MATERIAL FOR THIS TASK:
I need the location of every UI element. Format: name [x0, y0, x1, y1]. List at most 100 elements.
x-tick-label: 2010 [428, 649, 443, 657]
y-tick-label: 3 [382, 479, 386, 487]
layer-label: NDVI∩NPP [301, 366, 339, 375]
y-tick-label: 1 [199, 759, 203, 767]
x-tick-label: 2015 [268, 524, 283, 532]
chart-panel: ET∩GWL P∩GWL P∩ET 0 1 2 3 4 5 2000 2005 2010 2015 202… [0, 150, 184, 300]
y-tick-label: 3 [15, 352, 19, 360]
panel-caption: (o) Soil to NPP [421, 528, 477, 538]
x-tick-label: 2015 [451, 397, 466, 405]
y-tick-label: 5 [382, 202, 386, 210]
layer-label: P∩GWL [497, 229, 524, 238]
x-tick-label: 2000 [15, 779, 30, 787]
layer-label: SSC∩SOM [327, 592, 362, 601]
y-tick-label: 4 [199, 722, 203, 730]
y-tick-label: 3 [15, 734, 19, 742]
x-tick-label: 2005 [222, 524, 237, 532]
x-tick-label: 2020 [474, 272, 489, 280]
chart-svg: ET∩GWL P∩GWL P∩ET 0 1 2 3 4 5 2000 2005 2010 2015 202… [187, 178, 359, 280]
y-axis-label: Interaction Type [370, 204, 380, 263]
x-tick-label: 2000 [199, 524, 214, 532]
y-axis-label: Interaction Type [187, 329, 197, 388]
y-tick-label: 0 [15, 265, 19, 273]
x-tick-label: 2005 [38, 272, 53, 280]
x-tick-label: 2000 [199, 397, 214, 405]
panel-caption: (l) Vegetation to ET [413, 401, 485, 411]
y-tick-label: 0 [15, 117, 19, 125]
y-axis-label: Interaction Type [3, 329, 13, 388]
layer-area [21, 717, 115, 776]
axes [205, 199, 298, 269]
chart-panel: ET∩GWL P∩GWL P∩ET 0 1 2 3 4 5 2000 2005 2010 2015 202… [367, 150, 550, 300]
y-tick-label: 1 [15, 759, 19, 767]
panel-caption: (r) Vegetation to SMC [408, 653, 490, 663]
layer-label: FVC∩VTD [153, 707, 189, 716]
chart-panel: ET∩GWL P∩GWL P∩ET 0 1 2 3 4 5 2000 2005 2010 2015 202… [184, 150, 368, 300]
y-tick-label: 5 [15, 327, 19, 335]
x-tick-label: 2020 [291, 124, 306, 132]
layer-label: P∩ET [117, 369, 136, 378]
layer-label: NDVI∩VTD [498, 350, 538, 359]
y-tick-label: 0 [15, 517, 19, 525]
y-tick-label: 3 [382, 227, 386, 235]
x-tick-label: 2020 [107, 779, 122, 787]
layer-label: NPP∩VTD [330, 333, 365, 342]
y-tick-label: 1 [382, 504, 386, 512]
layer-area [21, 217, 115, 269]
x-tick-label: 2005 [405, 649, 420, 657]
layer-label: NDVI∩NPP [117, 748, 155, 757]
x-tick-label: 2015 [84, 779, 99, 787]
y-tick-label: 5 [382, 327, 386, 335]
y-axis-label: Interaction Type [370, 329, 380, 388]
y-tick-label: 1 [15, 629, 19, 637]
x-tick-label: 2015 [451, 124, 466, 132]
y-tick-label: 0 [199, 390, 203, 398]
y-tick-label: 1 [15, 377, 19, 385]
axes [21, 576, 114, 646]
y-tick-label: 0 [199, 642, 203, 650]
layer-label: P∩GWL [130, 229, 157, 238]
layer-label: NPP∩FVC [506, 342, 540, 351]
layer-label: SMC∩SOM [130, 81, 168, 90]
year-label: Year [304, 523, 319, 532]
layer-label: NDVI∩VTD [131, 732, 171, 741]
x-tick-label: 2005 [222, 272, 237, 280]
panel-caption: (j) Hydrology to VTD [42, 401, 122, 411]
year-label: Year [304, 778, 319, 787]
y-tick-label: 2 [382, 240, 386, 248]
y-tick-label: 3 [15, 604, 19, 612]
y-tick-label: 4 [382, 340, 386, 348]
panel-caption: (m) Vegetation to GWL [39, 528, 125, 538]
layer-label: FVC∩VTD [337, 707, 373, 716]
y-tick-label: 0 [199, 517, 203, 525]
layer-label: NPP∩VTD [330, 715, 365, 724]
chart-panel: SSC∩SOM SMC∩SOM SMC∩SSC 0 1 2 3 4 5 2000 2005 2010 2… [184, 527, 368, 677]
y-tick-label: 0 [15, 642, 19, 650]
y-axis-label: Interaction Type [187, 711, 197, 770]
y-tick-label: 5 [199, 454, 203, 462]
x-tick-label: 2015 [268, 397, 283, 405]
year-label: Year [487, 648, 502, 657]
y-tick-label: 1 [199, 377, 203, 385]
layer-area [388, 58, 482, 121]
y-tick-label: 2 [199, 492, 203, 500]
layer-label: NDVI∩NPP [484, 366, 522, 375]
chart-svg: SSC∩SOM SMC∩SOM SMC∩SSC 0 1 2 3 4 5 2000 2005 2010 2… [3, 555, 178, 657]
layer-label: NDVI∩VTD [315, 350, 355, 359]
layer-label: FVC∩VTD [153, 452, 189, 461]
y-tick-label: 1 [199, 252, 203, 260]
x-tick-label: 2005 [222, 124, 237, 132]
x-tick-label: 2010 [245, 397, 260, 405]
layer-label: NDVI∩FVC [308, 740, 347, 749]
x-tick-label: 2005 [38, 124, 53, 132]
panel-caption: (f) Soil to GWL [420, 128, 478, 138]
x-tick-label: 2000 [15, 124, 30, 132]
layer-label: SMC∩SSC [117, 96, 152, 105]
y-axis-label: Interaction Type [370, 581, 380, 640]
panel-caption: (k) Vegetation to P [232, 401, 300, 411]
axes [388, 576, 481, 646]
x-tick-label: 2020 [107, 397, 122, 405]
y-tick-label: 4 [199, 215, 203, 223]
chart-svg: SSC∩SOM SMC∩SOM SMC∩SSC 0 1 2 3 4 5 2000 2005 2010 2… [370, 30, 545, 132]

CHALLENGE:
Reproduce all of the entries above word for word, keeping every line unchanged.

EXERCISE RESPONSE:
I need the location of every UI element. Format: name [x0, y0, x1, y1]. List at most 100 elements.
x-tick-label: 2010 [428, 649, 443, 657]
y-tick-label: 3 [382, 479, 386, 487]
layer-label: NDVI∩NPP [301, 366, 339, 375]
y-tick-label: 1 [199, 759, 203, 767]
x-tick-label: 2015 [268, 524, 283, 532]
chart-panel: ET∩GWL P∩GWL P∩ET 0 1 2 3 4 5 2000 2005 2010 2015 202… [0, 150, 184, 300]
y-tick-label: 3 [15, 352, 19, 360]
panel-caption: (o) Soil to NPP [421, 528, 477, 538]
x-tick-label: 2015 [451, 397, 466, 405]
y-tick-label: 5 [382, 202, 386, 210]
layer-label: P∩GWL [497, 229, 524, 238]
x-tick-label: 2000 [15, 779, 30, 787]
layer-label: SSC∩SOM [327, 592, 362, 601]
y-tick-label: 4 [199, 722, 203, 730]
y-tick-label: 3 [15, 734, 19, 742]
x-tick-label: 2005 [222, 524, 237, 532]
x-tick-label: 2020 [474, 272, 489, 280]
chart-svg: ET∩GWL P∩GWL P∩ET 0 1 2 3 4 5 2000 2005 2010 2015 202… [187, 178, 359, 280]
y-axis-label: Interaction Type [370, 204, 380, 263]
x-tick-label: 2000 [199, 524, 214, 532]
y-axis-label: Interaction Type [187, 329, 197, 388]
y-tick-label: 0 [15, 265, 19, 273]
x-tick-label: 2005 [38, 272, 53, 280]
x-tick-label: 2000 [199, 397, 214, 405]
panel-caption: (l) Vegetation to ET [413, 401, 485, 411]
y-tick-label: 0 [15, 117, 19, 125]
y-axis-label: Interaction Type [3, 329, 13, 388]
layer-area [21, 717, 115, 776]
axes [205, 199, 298, 269]
chart-panel: ET∩GWL P∩GWL P∩ET 0 1 2 3 4 5 2000 2005 2010 2015 202… [367, 150, 550, 300]
y-tick-label: 1 [15, 759, 19, 767]
panel-caption: (r) Vegetation to SMC [408, 653, 490, 663]
layer-label: FVC∩VTD [153, 707, 189, 716]
chart-panel: ET∩GWL P∩GWL P∩ET 0 1 2 3 4 5 2000 2005 2010 2015 202… [184, 150, 368, 300]
y-tick-label: 5 [15, 327, 19, 335]
x-tick-label: 2020 [291, 124, 306, 132]
layer-label: P∩ET [117, 369, 136, 378]
layer-label: NDVI∩VTD [498, 350, 538, 359]
y-tick-label: 0 [15, 517, 19, 525]
y-tick-label: 3 [382, 227, 386, 235]
x-tick-label: 2020 [107, 779, 122, 787]
layer-label: NPP∩VTD [330, 333, 365, 342]
y-tick-label: 1 [382, 504, 386, 512]
layer-area [21, 217, 115, 269]
x-tick-label: 2005 [405, 649, 420, 657]
layer-label: NDVI∩NPP [117, 748, 155, 757]
x-tick-label: 2015 [84, 779, 99, 787]
y-tick-label: 5 [382, 327, 386, 335]
y-axis-label: Interaction Type [370, 329, 380, 388]
y-tick-label: 1 [15, 629, 19, 637]
x-tick-label: 2015 [451, 124, 466, 132]
y-tick-label: 0 [199, 390, 203, 398]
y-tick-label: 1 [15, 377, 19, 385]
axes [21, 576, 114, 646]
y-tick-label: 0 [199, 642, 203, 650]
layer-label: P∩GWL [130, 229, 157, 238]
layer-label: NPP∩FVC [506, 342, 540, 351]
layer-label: SMC∩SOM [130, 81, 168, 90]
year-label: Year [304, 523, 319, 532]
layer-label: NDVI∩VTD [131, 732, 171, 741]
x-tick-label: 2005 [222, 272, 237, 280]
panel-caption: (j) Hydrology to VTD [42, 401, 122, 411]
year-label: Year [304, 778, 319, 787]
y-tick-label: 2 [382, 240, 386, 248]
y-tick-label: 3 [15, 604, 19, 612]
y-tick-label: 4 [382, 340, 386, 348]
panel-caption: (m) Vegetation to GWL [39, 528, 125, 538]
layer-label: FVC∩VTD [337, 707, 373, 716]
y-tick-label: 0 [199, 517, 203, 525]
layer-label: NPP∩VTD [330, 715, 365, 724]
chart-panel: SSC∩SOM SMC∩SOM SMC∩SSC 0 1 2 3 4 5 2000 2005 2010 2… [184, 527, 368, 677]
y-tick-label: 0 [15, 642, 19, 650]
y-axis-label: Interaction Type [187, 711, 197, 770]
y-tick-label: 5 [199, 454, 203, 462]
x-tick-label: 2015 [268, 397, 283, 405]
year-label: Year [487, 648, 502, 657]
y-tick-label: 1 [199, 377, 203, 385]
layer-area [388, 58, 482, 121]
y-tick-label: 2 [199, 492, 203, 500]
layer-label: NDVI∩NPP [484, 366, 522, 375]
chart-svg: SSC∩SOM SMC∩SOM SMC∩SSC 0 1 2 3 4 5 2000 2005 2010 2… [3, 555, 178, 657]
layer-label: NDVI∩VTD [315, 350, 355, 359]
layer-label: FVC∩VTD [153, 452, 189, 461]
y-tick-label: 1 [199, 252, 203, 260]
x-tick-label: 2005 [222, 124, 237, 132]
x-tick-label: 2010 [245, 397, 260, 405]
layer-label: NDVI∩FVC [308, 740, 347, 749]
x-tick-label: 2005 [38, 124, 53, 132]
panel-caption: (f) Soil to GWL [420, 128, 478, 138]
x-tick-label: 2000 [15, 124, 30, 132]
layer-label: SMC∩SSC [117, 96, 152, 105]
y-axis-label: Interaction Type [370, 581, 380, 640]
panel-caption: (k) Vegetation to P [232, 401, 300, 411]
axes [388, 576, 481, 646]
x-tick-label: 2020 [107, 397, 122, 405]
y-tick-label: 4 [199, 215, 203, 223]
chart-svg: SSC∩SOM SMC∩SOM SMC∩SSC 0 1 2 3 4 5 2000 2005 2010 2… [370, 30, 545, 132]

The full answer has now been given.